## What the task asks
Starting at the line with "Parse this screenshot: output", copy each line through the last one below exactly as written, without any pictures.

──────── Material provided ────────

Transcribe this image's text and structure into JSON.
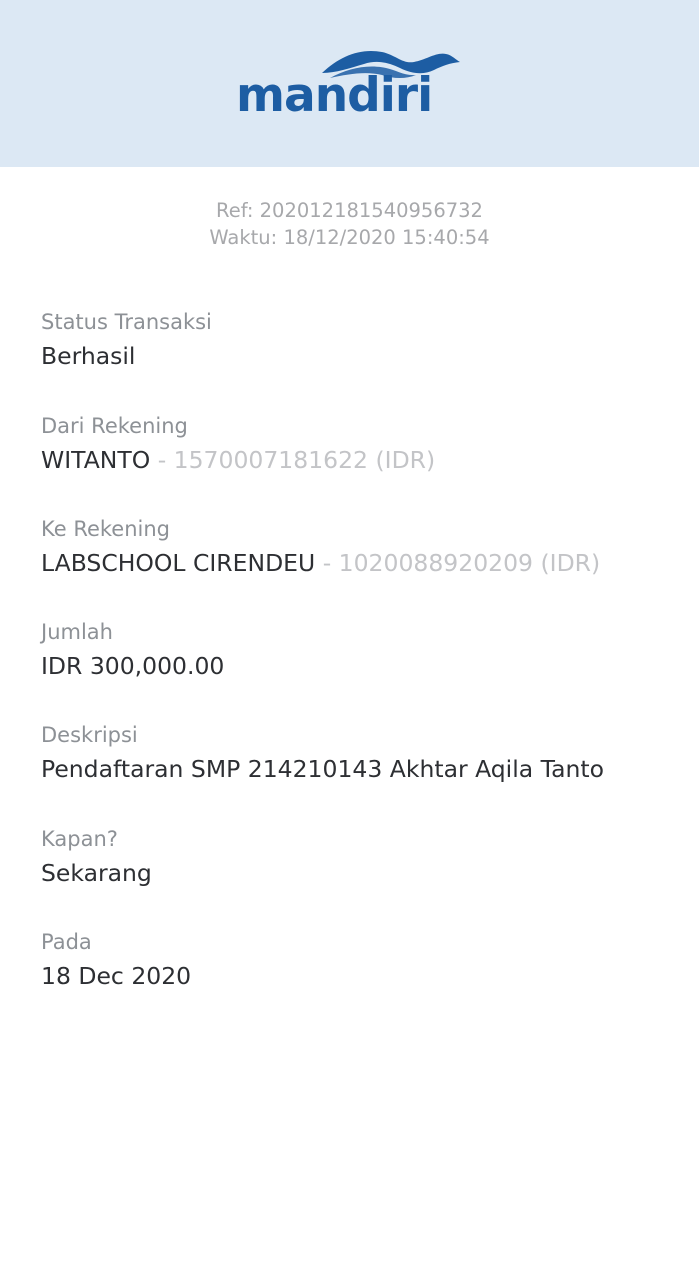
{
  "header": {
    "logo_text": "mandiri",
    "background_color": "#dce8f4",
    "brand_color": "#1d5da3"
  },
  "receipt": {
    "ref": "Ref: 202012181540956732",
    "time": "Waktu: 18/12/2020 15:40:54"
  },
  "fields": {
    "status": {
      "label": "Status Transaksi",
      "value": "Berhasil"
    },
    "from": {
      "label": "Dari Rekening",
      "name": "WITANTO",
      "account": " - 1570007181622 (IDR)"
    },
    "to": {
      "label": "Ke Rekening",
      "name": "LABSCHOOL CIRENDEU",
      "account": " - 1020088920209 (IDR)"
    },
    "amount": {
      "label": "Jumlah",
      "value": "IDR 300,000.00"
    },
    "description": {
      "label": "Deskripsi",
      "value": "Pendaftaran SMP 214210143 Akhtar Aqila Tanto"
    },
    "when": {
      "label": "Kapan?",
      "value": "Sekarang"
    },
    "date": {
      "label": "Pada",
      "value": "18 Dec 2020"
    }
  }
}
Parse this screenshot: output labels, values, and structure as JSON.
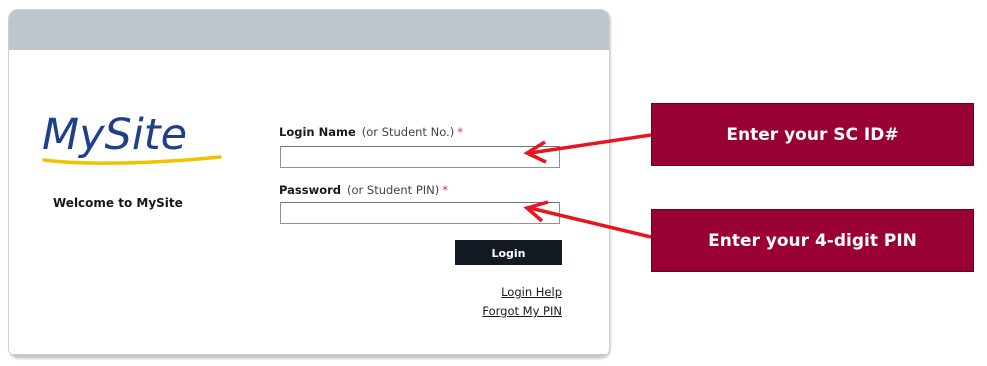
{
  "logo": {
    "text": "MySite"
  },
  "welcome_text": "Welcome to MySite",
  "form": {
    "login_label": "Login Name",
    "login_hint": "(or Student No.)",
    "password_label": "Password",
    "password_hint": "(or Student PIN)",
    "required_mark": "*",
    "login_value": "",
    "password_value": "",
    "login_button": "Login",
    "help_link": "Login Help",
    "forgot_link": "Forgot My PIN"
  },
  "callouts": {
    "id_text": "Enter your SC ID#",
    "pin_text": "Enter your 4-digit PIN"
  },
  "colors": {
    "callout_bg": "#990033",
    "arrow": "#e8141e",
    "header_bar": "#bcc6cc",
    "logo_blue": "#1f3f8c",
    "logo_swoosh": "#f2c200",
    "button_bg": "#141a24"
  }
}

────────

## Task response
Parse this screenshot: output labels, values, and structure as JSON.
{
  "logo": {
    "text": "MySite"
  },
  "welcome_text": "Welcome to MySite",
  "form": {
    "login_label": "Login Name",
    "login_hint": "(or Student No.)",
    "password_label": "Password",
    "password_hint": "(or Student PIN)",
    "required_mark": "*",
    "login_value": "",
    "password_value": "",
    "login_button": "Login",
    "help_link": "Login Help",
    "forgot_link": "Forgot My PIN"
  },
  "callouts": {
    "id_text": "Enter your SC ID#",
    "pin_text": "Enter your 4-digit PIN"
  },
  "colors": {
    "callout_bg": "#990033",
    "arrow": "#e8141e",
    "header_bar": "#bcc6cc",
    "logo_blue": "#1f3f8c",
    "logo_swoosh": "#f2c200",
    "button_bg": "#141a24"
  }
}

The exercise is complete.